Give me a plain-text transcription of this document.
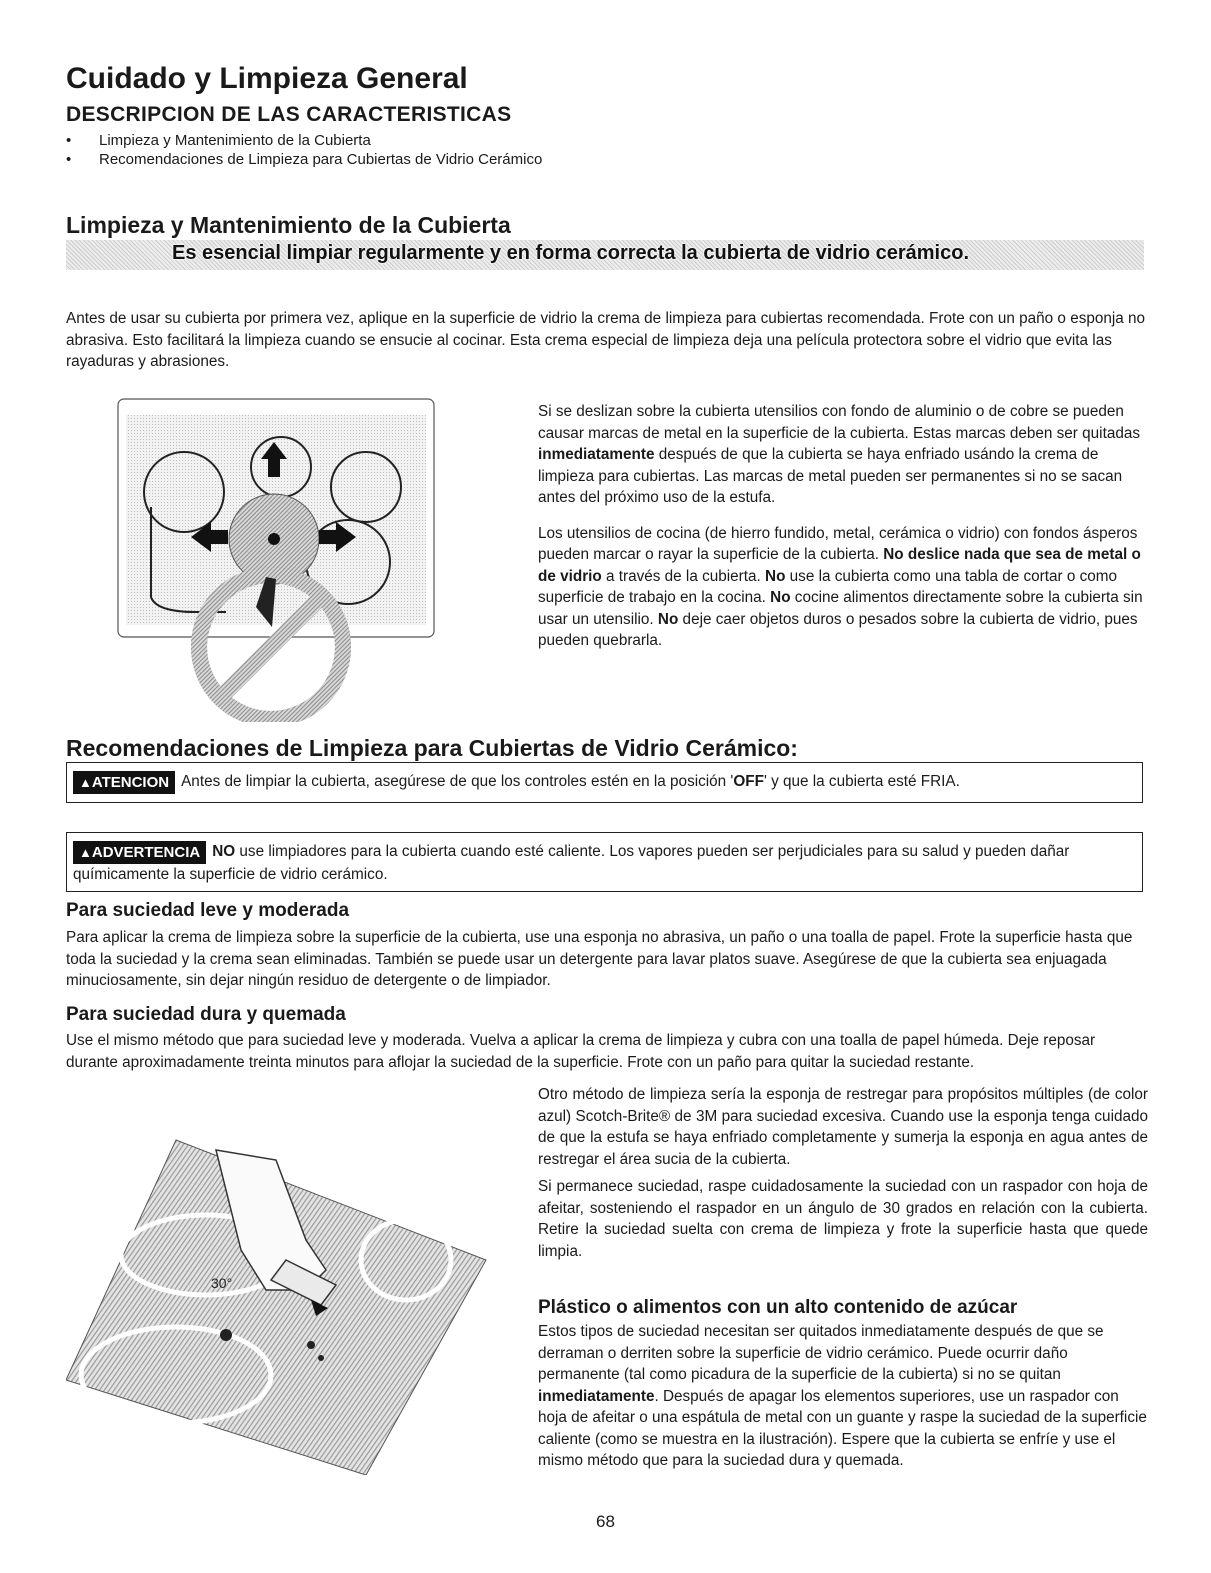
Cuidado y Limpieza General
DESCRIPCION DE LAS CARACTERISTICAS
• Limpieza y Mantenimiento de la Cubierta
• Recomendaciones de Limpieza para Cubiertas de Vidrio Cerámico
Limpieza y Mantenimiento de la Cubierta
Es esencial limpiar regularmente y en forma correcta la cubierta de vidrio cerámico.

Antes de usar su cubierta por primera vez, aplique en la superficie de vidrio la crema de limpieza para cubiertas recomendada. Frote con un paño o esponja no abrasiva. Esto facilitará la limpieza cuando se ensucie al cocinar. Esta crema especial de limpieza deja una película protectora sobre el vidrio que evita las rayaduras y abrasiones.

Si se deslizan sobre la cubierta utensilios con fondo de aluminio o de cobre se pueden causar marcas de metal en la superficie de la cubierta. Estas marcas deben ser quitadas inmediatamente después de que la cubierta se haya enfriado usándo la crema de limpieza para cubiertas. Las marcas de metal pueden ser permanentes si no se sacan antes del próximo uso de la estufa.

Los utensilios de cocina (de hierro fundido, metal, cerámica o vidrio) con fondos ásperos pueden marcar o rayar la superficie de la cubierta. No deslice nada que sea de metal o de vidrio a través de la cubierta. No use la cubierta como una tabla de cortar o como superficie de trabajo en la cocina. No cocine alimentos directamente sobre la cubierta sin usar un utensilio. No deje caer objetos duros o pesados sobre la cubierta de vidrio, pues pueden quebrarla.

Recomendaciones de Limpieza para Cubiertas de Vidrio Cerámico:
▲ATENCION Antes de limpiar la cubierta, asegúrese de que los controles estén en la posición 'OFF' y que la cubierta esté FRIA.
▲ADVERTENCIA NO use limpiadores para la cubierta cuando esté caliente. Los vapores pueden ser perjudiciales para su salud y pueden dañar químicamente la superficie de vidrio cerámico.
Para suciedad leve y moderada

Para aplicar la crema de limpieza sobre la superficie de la cubierta, use una esponja no abrasiva, un paño o una toalla de papel. Frote la superficie hasta que toda la suciedad y la crema sean eliminadas. También se puede usar un detergente para lavar platos suave. Asegúrese de que la cubierta sea enjuagada minuciosamente, sin dejar ningún residuo de detergente o de limpiador.

Para suciedad dura y quemada

Use el mismo método que para suciedad leve y moderada. Vuelva a aplicar la crema de limpieza y cubra con una toalla de papel húmeda. Deje reposar durante aproximadamente treinta minutos para aflojar la suciedad de la superficie. Frote con un paño para quitar la suciedad restante.

30°

Otro método de limpieza sería la esponja de restregar para propósitos múltiples (de color azul) Scotch-Brite® de 3M para suciedad excesiva. Cuando use la esponja tenga cuidado de que la estufa se haya enfriado completamente y sumerja la esponja en agua antes de restregar el área sucia de la cubierta.

Si permanece suciedad, raspe cuidadosamente la suciedad con un raspador con hoja de afeitar, sosteniendo el raspador en un ángulo de 30 grados en relación con la cubierta. Retire la suciedad suelta con crema de limpieza y frote la superficie hasta que quede limpia.

Plástico o alimentos con un alto contenido de azúcar

Estos tipos de suciedad necesitan ser quitados inmediatamente después de que se derraman o derriten sobre la superficie de vidrio cerámico. Puede ocurrir daño permanente (tal como picadura de la superficie de la cubierta) si no se quitan inmediatamente. Después de apagar los elementos superiores, use un raspador con hoja de afeitar o una espátula de metal con un guante y raspe la suciedad de la superficie caliente (como se muestra en la ilustración). Espere que la cubierta se enfríe y use el mismo método que para la suciedad dura y quemada.

68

◇ ◇ ◇ ◇ ◇

▶ GOAL OF THE EXERCISE:
Output the lines above in full and exactly as given, omitting any pictures.

▶ PROBLEM SOLUTION:
Give me a plain-text transcription of this document.
Cuidado y Limpieza General
DESCRIPCION DE LAS CARACTERISTICAS
• Limpieza y Mantenimiento de la Cubierta
• Recomendaciones de Limpieza para Cubiertas de Vidrio Cerámico
Limpieza y Mantenimiento de la Cubierta
Es esencial limpiar regularmente y en forma correcta la cubierta de vidrio cerámico.

Antes de usar su cubierta por primera vez, aplique en la superficie de vidrio la crema de limpieza para cubiertas recomendada. Frote con un paño o esponja no abrasiva. Esto facilitará la limpieza cuando se ensucie al cocinar. Esta crema especial de limpieza deja una película protectora sobre el vidrio que evita las rayaduras y abrasiones.

Si se deslizan sobre la cubierta utensilios con fondo de aluminio o de cobre se pueden causar marcas de metal en la superficie de la cubierta. Estas marcas deben ser quitadas inmediatamente después de que la cubierta se haya enfriado usándo la crema de limpieza para cubiertas. Las marcas de metal pueden ser permanentes si no se sacan antes del próximo uso de la estufa.

Los utensilios de cocina (de hierro fundido, metal, cerámica o vidrio) con fondos ásperos pueden marcar o rayar la superficie de la cubierta. No deslice nada que sea de metal o de vidrio a través de la cubierta. No use la cubierta como una tabla de cortar o como superficie de trabajo en la cocina. No cocine alimentos directamente sobre la cubierta sin usar un utensilio. No deje caer objetos duros o pesados sobre la cubierta de vidrio, pues pueden quebrarla.

Recomendaciones de Limpieza para Cubiertas de Vidrio Cerámico:
▲ATENCION Antes de limpiar la cubierta, asegúrese de que los controles estén en la posición 'OFF' y que la cubierta esté FRIA.
▲ADVERTENCIA NO use limpiadores para la cubierta cuando esté caliente. Los vapores pueden ser perjudiciales para su salud y pueden dañar químicamente la superficie de vidrio cerámico.
Para suciedad leve y moderada

Para aplicar la crema de limpieza sobre la superficie de la cubierta, use una esponja no abrasiva, un paño o una toalla de papel. Frote la superficie hasta que toda la suciedad y la crema sean eliminadas. También se puede usar un detergente para lavar platos suave. Asegúrese de que la cubierta sea enjuagada minuciosamente, sin dejar ningún residuo de detergente o de limpiador.

Para suciedad dura y quemada

Use el mismo método que para suciedad leve y moderada. Vuelva a aplicar la crema de limpieza y cubra con una toalla de papel húmeda. Deje reposar durante aproximadamente treinta minutos para aflojar la suciedad de la superficie. Frote con un paño para quitar la suciedad restante.

30°

Otro método de limpieza sería la esponja de restregar para propósitos múltiples (de color azul) Scotch-Brite® de 3M para suciedad excesiva. Cuando use la esponja tenga cuidado de que la estufa se haya enfriado completamente y sumerja la esponja en agua antes de restregar el área sucia de la cubierta.

Si permanece suciedad, raspe cuidadosamente la suciedad con un raspador con hoja de afeitar, sosteniendo el raspador en un ángulo de 30 grados en relación con la cubierta. Retire la suciedad suelta con crema de limpieza y frote la superficie hasta que quede limpia.

Plástico o alimentos con un alto contenido de azúcar

Estos tipos de suciedad necesitan ser quitados inmediatamente después de que se derraman o derriten sobre la superficie de vidrio cerámico. Puede ocurrir daño permanente (tal como picadura de la superficie de la cubierta) si no se quitan inmediatamente. Después de apagar los elementos superiores, use un raspador con hoja de afeitar o una espátula de metal con un guante y raspe la suciedad de la superficie caliente (como se muestra en la ilustración). Espere que la cubierta se enfríe y use el mismo método que para la suciedad dura y quemada.

68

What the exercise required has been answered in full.